## Dataset:
★ ★ ★ ★

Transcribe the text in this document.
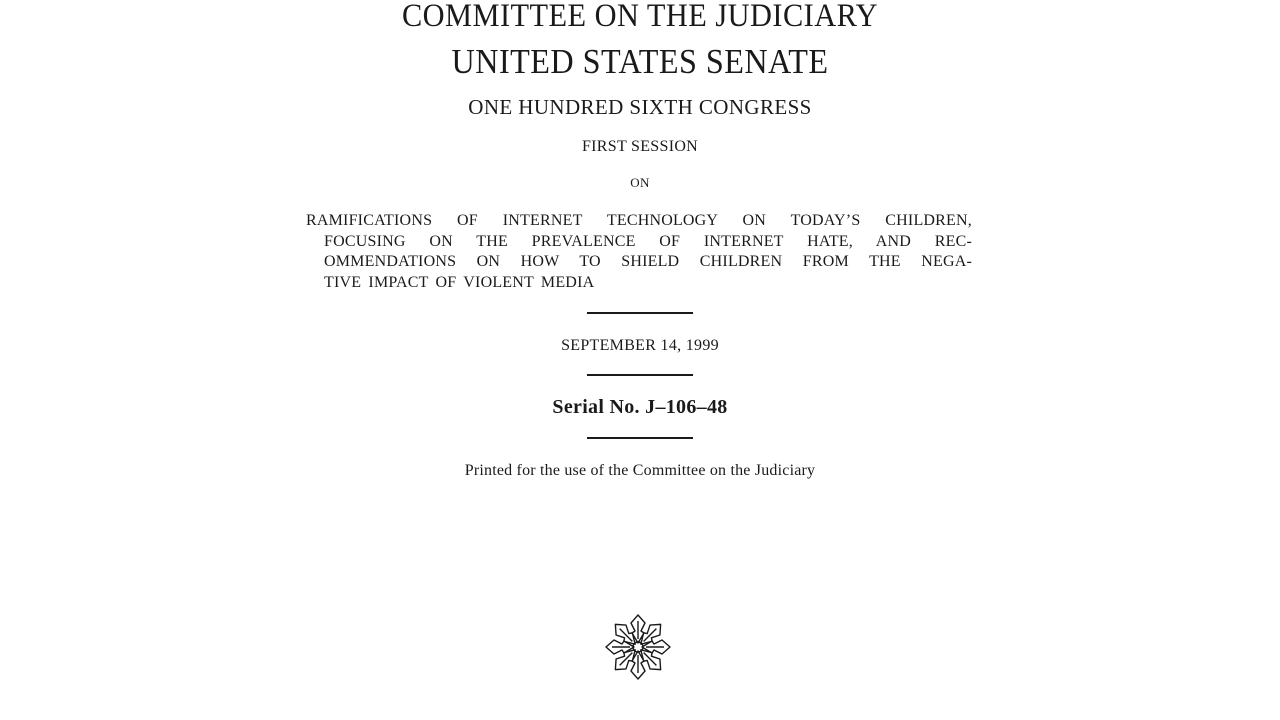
COMMITTEE ON THE JUDICIARY
UNITED STATES SENATE
ONE HUNDRED SIXTH CONGRESS
FIRST SESSION
ON
RAMIFICATIONS OF INTERNET TECHNOLOGY ON TODAY’S CHILDREN,
FOCUSING ON THE PREVALENCE OF INTERNET HATE, AND REC-
OMMENDATIONS ON HOW TO SHIELD CHILDREN FROM THE NEGA-
TIVE IMPACT OF VIOLENT MEDIA
SEPTEMBER 14, 1999
Serial No. J–106–48
Printed for the use of the Committee on the Judiciary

★ ★ ★ ★

Copy out every line in the listing where the word "INTERNET" appears.

RAMIFICATIONS OF INTERNET TECHNOLOGY ON TODAY’S CHILDREN,
FOCUSING ON THE PREVALENCE OF INTERNET HATE, AND REC-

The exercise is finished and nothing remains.